WRITTEN PROBLEM:
Scan the data below. Pull out each line where "this" occurs.

(Source data)
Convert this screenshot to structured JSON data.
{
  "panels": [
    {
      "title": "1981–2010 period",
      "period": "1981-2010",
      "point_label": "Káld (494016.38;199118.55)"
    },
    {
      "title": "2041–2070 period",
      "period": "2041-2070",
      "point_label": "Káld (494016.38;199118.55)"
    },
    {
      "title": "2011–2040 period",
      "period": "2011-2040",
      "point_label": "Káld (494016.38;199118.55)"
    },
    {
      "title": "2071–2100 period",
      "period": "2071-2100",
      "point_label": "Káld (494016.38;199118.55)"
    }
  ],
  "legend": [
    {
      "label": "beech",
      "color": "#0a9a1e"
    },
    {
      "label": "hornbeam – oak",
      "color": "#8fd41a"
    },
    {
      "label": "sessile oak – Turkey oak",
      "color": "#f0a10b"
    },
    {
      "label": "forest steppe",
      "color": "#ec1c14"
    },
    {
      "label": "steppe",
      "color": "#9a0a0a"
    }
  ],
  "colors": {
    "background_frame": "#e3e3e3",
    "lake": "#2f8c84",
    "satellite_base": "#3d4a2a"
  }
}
...
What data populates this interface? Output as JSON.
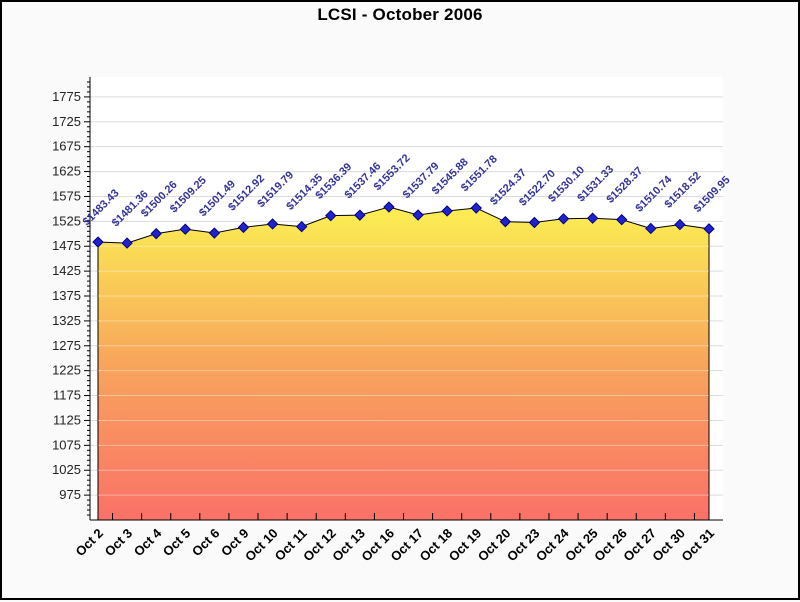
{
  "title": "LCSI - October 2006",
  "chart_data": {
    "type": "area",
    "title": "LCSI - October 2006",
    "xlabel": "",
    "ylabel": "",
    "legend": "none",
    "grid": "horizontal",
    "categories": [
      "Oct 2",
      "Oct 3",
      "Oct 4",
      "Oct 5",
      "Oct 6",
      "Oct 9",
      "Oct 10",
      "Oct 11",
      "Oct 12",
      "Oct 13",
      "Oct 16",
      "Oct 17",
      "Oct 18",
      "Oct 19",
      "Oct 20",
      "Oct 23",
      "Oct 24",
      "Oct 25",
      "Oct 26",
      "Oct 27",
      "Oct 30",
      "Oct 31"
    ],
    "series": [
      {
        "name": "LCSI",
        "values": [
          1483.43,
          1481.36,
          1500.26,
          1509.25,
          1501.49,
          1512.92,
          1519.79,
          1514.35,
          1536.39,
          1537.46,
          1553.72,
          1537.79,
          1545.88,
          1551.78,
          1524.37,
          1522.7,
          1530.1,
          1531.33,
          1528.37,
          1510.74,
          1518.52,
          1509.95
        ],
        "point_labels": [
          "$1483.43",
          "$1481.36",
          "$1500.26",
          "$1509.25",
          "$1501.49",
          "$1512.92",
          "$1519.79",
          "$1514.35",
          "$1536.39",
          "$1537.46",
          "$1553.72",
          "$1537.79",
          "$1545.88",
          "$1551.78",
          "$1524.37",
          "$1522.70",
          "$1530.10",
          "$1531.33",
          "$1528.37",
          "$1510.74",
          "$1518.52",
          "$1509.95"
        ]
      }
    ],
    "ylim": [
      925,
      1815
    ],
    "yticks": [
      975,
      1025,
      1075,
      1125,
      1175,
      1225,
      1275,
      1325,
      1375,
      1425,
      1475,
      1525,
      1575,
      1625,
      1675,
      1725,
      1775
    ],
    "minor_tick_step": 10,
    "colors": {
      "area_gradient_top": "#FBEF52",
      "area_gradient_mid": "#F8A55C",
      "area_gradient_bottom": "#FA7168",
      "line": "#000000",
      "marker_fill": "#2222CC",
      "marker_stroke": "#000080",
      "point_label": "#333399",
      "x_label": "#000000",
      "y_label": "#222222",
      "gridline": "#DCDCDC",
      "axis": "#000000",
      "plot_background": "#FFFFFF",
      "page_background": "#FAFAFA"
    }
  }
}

SOLUTION TO THE PROBLEM:
Convert this screenshot to structured JSON data.
What data populates this interface? Output as JSON.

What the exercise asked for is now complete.